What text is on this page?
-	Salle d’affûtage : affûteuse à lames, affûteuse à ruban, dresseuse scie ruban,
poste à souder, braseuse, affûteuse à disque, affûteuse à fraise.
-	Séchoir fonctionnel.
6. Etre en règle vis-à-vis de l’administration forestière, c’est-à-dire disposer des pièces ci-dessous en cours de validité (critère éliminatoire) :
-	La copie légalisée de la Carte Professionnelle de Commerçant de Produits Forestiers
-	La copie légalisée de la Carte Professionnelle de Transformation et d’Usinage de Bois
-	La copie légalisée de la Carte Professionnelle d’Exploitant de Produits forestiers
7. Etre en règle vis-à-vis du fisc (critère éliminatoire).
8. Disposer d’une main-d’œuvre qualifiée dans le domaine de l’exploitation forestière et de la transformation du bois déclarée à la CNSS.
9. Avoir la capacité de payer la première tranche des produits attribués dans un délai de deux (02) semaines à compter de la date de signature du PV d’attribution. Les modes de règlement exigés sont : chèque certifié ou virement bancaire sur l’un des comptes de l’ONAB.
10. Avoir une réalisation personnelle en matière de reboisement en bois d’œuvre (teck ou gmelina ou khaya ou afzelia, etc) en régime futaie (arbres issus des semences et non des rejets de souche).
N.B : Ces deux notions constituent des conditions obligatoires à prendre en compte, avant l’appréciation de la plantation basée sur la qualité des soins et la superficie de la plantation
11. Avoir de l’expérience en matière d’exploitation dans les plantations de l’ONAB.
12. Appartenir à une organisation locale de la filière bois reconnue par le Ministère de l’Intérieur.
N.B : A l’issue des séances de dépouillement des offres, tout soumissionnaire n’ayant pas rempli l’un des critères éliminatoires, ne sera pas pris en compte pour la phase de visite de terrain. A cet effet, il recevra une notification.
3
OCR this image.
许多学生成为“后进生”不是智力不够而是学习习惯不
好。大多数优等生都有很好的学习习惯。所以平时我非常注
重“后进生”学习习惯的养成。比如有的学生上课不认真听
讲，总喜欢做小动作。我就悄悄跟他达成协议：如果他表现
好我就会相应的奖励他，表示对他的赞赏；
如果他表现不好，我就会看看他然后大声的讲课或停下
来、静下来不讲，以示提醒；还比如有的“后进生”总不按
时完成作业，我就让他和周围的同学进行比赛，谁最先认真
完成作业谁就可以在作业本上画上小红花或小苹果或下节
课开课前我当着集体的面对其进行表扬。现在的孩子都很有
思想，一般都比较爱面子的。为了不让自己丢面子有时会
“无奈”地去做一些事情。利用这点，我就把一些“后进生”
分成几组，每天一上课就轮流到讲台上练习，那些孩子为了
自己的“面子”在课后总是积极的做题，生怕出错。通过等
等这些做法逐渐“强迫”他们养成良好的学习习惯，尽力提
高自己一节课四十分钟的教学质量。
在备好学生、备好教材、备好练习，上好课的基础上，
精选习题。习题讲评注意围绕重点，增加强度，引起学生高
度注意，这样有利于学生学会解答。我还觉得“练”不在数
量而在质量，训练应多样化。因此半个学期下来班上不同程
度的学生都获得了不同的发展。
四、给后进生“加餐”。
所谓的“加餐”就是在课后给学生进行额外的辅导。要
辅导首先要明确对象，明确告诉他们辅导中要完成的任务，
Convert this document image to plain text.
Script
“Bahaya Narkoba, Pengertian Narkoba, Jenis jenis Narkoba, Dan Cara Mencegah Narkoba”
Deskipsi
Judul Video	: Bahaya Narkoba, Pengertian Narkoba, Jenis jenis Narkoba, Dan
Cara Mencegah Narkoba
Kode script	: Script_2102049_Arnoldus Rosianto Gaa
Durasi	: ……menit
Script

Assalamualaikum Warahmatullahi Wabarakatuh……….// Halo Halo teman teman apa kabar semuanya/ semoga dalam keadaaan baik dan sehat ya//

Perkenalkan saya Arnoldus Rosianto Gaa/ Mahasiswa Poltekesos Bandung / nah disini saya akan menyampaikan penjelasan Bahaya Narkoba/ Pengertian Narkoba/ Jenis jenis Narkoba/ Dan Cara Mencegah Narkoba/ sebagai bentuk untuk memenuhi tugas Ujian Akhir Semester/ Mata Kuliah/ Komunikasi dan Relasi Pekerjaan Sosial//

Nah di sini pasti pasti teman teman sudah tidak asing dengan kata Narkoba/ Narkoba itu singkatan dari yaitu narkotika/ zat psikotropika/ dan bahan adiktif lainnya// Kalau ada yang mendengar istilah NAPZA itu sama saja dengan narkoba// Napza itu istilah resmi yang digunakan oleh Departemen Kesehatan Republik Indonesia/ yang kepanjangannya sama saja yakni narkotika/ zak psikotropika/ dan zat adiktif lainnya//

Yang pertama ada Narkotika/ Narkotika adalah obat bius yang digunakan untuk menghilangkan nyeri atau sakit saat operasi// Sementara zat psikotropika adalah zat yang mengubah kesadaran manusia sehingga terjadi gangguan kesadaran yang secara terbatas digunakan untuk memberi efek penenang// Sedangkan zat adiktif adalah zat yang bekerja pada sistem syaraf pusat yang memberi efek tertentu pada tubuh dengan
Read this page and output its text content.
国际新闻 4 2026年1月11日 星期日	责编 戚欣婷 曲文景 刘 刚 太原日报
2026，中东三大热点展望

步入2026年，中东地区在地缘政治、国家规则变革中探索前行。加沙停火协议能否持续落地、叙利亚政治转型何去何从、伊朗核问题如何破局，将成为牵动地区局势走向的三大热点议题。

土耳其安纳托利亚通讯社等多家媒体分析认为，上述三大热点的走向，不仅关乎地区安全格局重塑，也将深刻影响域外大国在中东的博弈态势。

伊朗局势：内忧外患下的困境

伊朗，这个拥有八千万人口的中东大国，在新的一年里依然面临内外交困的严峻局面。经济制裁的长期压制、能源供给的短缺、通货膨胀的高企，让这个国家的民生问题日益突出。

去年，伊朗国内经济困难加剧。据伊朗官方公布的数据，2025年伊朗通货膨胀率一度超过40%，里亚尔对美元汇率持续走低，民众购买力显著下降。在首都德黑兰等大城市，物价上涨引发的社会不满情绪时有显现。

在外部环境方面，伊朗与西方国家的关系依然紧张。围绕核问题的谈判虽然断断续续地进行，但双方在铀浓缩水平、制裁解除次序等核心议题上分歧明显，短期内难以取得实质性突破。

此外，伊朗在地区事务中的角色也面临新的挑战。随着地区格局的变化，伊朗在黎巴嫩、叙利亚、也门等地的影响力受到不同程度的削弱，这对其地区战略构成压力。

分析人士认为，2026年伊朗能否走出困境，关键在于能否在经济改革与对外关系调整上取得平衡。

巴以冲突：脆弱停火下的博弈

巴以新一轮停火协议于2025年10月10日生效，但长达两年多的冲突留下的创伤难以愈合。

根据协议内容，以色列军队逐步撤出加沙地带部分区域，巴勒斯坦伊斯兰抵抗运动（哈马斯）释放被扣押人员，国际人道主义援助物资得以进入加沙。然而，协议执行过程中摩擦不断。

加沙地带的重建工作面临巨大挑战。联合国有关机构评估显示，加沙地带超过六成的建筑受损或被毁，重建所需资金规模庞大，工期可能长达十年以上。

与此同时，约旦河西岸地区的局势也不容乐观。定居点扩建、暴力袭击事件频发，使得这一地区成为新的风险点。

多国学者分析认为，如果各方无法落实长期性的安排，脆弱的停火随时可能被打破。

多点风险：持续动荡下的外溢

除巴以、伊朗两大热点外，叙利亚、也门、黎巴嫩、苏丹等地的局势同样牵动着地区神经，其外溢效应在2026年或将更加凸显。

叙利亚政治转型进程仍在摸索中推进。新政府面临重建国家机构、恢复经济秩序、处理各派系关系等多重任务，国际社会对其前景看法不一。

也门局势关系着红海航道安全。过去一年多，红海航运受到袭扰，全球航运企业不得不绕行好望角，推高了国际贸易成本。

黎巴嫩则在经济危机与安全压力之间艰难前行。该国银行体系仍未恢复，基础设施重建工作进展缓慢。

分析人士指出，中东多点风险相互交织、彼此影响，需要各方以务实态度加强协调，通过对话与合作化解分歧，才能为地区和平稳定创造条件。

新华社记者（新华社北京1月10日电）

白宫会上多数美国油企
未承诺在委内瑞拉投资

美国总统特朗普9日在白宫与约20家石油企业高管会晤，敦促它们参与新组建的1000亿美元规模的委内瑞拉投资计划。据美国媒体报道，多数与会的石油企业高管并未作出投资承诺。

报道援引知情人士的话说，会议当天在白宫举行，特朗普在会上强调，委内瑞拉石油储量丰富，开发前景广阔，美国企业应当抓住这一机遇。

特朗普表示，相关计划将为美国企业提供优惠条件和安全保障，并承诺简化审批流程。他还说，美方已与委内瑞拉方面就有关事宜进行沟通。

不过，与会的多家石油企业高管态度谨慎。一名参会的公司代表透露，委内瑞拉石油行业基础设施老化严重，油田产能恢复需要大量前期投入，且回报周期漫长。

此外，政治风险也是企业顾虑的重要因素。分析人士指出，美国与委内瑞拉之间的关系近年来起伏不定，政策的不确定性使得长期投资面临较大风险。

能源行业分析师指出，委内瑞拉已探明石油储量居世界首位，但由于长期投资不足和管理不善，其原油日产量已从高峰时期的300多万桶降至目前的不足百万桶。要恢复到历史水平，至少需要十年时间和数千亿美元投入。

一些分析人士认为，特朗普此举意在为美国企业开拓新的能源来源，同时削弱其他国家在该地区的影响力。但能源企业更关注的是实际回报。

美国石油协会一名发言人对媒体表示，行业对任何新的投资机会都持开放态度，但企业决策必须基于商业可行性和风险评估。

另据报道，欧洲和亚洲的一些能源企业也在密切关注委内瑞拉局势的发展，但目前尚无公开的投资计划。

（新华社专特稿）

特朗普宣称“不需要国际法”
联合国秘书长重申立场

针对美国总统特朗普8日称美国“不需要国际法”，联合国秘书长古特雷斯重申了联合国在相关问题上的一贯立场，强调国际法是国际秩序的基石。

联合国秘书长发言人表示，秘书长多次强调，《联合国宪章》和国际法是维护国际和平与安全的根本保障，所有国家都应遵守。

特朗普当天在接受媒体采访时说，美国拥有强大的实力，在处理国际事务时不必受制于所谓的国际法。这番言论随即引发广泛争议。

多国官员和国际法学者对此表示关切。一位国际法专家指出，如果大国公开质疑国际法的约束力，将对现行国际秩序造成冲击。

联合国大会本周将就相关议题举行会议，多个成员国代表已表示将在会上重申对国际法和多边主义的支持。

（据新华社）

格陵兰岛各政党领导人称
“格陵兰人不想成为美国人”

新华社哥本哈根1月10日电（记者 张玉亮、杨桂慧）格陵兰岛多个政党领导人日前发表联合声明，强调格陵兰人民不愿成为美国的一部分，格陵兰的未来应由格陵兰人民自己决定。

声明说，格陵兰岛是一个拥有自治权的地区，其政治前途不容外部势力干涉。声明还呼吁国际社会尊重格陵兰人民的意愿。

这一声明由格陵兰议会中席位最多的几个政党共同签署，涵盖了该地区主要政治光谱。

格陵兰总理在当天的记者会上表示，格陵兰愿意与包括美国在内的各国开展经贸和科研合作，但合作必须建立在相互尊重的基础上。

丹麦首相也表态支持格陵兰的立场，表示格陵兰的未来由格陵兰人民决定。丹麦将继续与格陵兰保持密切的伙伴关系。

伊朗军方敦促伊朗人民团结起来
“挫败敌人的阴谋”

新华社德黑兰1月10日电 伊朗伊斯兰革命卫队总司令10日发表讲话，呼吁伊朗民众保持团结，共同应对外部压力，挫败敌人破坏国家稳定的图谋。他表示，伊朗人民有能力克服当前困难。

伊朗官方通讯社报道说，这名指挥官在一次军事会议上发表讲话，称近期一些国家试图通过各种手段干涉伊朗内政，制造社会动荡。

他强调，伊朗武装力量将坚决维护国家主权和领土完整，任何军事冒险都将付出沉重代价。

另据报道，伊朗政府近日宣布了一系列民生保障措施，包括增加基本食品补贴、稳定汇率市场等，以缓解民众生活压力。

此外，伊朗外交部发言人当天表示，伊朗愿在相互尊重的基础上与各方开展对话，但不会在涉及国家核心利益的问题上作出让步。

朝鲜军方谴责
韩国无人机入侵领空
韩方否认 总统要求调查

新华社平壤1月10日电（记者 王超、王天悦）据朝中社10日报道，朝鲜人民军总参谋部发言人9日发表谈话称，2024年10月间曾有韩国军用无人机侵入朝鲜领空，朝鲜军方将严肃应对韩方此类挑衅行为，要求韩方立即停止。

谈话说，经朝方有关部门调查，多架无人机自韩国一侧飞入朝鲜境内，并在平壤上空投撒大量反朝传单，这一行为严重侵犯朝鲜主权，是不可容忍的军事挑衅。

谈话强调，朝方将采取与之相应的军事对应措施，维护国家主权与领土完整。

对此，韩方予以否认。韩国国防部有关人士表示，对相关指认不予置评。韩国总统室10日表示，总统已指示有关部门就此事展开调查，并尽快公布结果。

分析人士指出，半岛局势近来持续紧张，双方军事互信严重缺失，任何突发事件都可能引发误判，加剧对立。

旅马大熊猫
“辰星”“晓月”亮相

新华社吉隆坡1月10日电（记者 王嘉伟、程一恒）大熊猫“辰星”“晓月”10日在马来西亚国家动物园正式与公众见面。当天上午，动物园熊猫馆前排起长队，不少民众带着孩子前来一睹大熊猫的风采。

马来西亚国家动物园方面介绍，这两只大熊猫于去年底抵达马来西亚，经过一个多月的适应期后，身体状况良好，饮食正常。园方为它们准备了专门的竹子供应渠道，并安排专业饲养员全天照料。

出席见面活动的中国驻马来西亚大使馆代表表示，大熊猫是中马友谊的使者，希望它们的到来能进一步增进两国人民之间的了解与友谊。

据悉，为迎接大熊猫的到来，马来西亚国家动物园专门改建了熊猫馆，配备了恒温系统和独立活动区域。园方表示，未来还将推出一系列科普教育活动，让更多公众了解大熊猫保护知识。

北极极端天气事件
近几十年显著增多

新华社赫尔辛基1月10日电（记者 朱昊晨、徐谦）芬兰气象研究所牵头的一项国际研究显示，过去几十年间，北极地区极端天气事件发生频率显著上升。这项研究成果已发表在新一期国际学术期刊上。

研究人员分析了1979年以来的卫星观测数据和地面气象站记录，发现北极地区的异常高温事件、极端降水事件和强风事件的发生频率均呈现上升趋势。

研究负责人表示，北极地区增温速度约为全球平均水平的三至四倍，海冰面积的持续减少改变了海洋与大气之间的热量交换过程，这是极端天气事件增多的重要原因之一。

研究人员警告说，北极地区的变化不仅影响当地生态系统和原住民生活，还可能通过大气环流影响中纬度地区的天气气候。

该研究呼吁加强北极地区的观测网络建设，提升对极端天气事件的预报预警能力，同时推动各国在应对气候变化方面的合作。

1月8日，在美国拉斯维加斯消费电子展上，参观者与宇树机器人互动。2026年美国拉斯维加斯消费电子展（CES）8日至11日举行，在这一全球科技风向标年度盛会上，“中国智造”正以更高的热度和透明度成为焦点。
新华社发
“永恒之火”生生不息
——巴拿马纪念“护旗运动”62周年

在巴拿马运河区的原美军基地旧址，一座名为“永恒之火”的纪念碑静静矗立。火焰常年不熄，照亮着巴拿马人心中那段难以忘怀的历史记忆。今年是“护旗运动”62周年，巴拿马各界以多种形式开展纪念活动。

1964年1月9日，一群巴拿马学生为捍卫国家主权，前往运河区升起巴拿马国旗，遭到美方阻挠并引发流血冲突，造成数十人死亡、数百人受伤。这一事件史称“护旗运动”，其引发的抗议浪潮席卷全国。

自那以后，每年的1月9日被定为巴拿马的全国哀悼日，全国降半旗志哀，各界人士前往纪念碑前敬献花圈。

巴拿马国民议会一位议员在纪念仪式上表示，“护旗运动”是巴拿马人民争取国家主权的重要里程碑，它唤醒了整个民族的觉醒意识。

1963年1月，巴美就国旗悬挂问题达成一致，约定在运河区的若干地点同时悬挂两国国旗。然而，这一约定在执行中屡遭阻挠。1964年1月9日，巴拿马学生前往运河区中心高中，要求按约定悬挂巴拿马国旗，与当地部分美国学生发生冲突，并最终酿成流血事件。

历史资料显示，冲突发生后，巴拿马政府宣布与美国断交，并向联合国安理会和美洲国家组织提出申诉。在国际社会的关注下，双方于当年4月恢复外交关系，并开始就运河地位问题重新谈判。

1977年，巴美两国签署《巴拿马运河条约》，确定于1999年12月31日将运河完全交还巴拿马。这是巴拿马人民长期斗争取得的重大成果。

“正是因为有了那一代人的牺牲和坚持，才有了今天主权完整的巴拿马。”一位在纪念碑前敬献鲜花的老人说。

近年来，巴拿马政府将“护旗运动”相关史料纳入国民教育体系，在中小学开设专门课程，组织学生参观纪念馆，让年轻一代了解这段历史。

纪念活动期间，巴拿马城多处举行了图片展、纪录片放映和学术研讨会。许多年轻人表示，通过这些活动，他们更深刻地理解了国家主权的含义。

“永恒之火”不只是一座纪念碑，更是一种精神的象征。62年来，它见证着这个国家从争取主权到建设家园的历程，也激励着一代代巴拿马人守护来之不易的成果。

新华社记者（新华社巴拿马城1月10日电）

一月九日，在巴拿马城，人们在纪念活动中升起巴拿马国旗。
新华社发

################

• [Required work]:
List every line above that contains the word "Jenis".

• [Written response]:
“Bahaya Narkoba, Pengertian Narkoba, Jenis jenis Narkoba, Dan Cara Mencegah Narkoba”
Judul Video	: Bahaya Narkoba, Pengertian Narkoba, Jenis jenis Narkoba, Dan
Perkenalkan saya Arnoldus Rosianto Gaa/ Mahasiswa Poltekesos Bandung / nah disini saya akan menyampaikan penjelasan Bahaya Narkoba/ Pengertian Narkoba/ Jenis jenis Narkoba/ Dan Cara Mencegah Narkoba/ sebagai bentuk untuk memenuhi tugas Ujian Akhir Semester/ Mata Kuliah/ Komunikasi dan Relasi Pekerjaan Sosial//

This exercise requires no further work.